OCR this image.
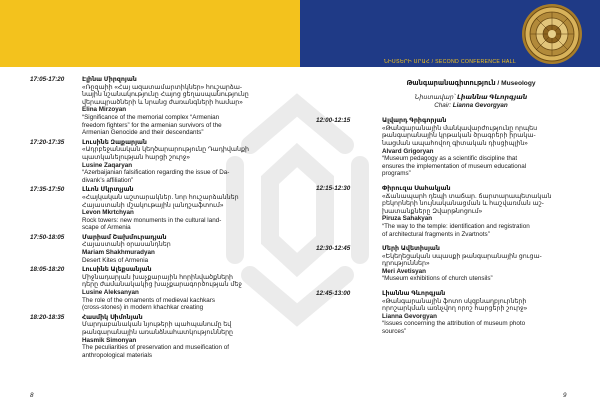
ՆԻՍՏԵՐԻ ՍՐԱՀ / SECOND CONFERENCE HALL
17:05-17:20	Էլինա Միրզոյան
«Ռըզաիի «Հայ ազատամարտիկներ» հուշարձա-
նային նշանակությունը Հայոց ցեղասպանությունը
վերապրածների և նրանց ժառանգների համար»
Elina Mirzoyan
“Significance of the memorial complex “Armenian
freedom fighters” for the armenian survivors of the
Armenian Genocide and their descendants”
17:20-17:35	Լուսինե Զաքարյան
«Ադրբեջանական կեղծարարությունը Դադիվանքի
պատկանելության հարցի շուրջ»
Lusine Zaqaryan
“Azerbaijanian falsification regarding the issue of Da-
divank’s affiliation”
17:35-17:50	Լևոն Մկրտչյան
«Հայկական աշտարակներ. նոր հուշարձաններ
Հայաստանի մշակութային լանդշաֆտում»
Levon Mkrtchyan
Rock towers: new monuments in the cultural land-
scape of Armenia
17:50-18:05	Մարիամ Շախմուրադյան
Հայաստանի օրասանդներ
Mariam Shakhmuradyan
Desert Kites of Armenia
18:05-18:20	Լուսինե Ալեքսանյան
Միջնադարյան խաչքարային հորինվածքների
դերը ժամանակակից խաչքարագործության մեջ
Lusine Aleksanyan
The role of the ornaments of medieval kachkars
(cross-stones) in modern khachkar creating
18:20-18:35	Հասմիկ Սիմոնյան
Մարդաբանական նյութերի պահպանումը եվ
թանգարանային առանձնահատկությունները
Hasmik Simonyan
The peculiarities of preservation and museification of
anthropological materials
Թանգարանագիտություն / Museology
Նիստավար՝ Լիաննա Գևորգյան
Chair: Lianna Gevorgyan
12:00-12:15	Ալվարդ Գրիգորյան
«Թանգարանային մանկավարժությունը որպես
թանգարանային կրթական ծրագրերի իրակա-
նացման ապահովող գիտական դիսցիպլին»
Alvard Grigoryan
“Museum pedagogy as a scientific discipline that
ensures the implementation of museum educational
programs”
12:15-12:30	Փիրուզա Սահակյան
«Ճանապարհ դեպի տաճար. ճարտարապետական
բեկորների նույնականացման և հաշվառման աշ-
խատանքները Զվարթնոցում»
Piruza Sahakyan
“The way to the temple: identification and registration
of architectural fragments in Zvartnots”
12:30-12:45	Մերի Ավետիսյան
«Եկեղեցական սպասքի թանգարանային ցուցա-
դրություններ»
Meri Avetisyan
“Museum exhibitions of church utensils”
12:45-13:00	Լիաննա Գևորգյան
«Թանգարանային ֆոտո սկզբնաղբյուրների
որոշարկման առնչվող որոշ հարցերի շուրջ»
Lianna Gevorgyan
“Issues concerning the attribution of museum photo
sources”
8	9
########################################
• To do:
In the entries above, count each line that holds "Լուսինե". Give the total and nothing else.

• The completed task:
2